What you have to do
Read the listing below and copy out every line that holds "name".

Records
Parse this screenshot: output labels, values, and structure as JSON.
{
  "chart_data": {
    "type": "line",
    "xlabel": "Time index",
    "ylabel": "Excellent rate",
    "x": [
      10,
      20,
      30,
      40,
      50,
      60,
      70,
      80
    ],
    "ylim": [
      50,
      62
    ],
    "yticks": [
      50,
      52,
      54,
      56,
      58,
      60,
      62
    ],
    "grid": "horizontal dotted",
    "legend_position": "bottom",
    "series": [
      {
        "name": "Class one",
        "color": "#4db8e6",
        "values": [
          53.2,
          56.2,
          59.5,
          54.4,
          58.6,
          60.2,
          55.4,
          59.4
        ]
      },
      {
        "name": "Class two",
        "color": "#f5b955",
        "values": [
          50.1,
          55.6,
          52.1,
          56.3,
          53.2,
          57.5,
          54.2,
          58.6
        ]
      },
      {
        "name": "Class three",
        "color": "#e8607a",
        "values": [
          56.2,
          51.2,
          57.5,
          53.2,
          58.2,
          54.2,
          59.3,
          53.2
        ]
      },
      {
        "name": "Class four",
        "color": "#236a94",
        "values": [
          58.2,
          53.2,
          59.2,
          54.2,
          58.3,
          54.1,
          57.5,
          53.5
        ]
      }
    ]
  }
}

Exercise output
        "name": "Class one",
        "name": "Class two",
        "name": "Class three",
        "name": "Class four",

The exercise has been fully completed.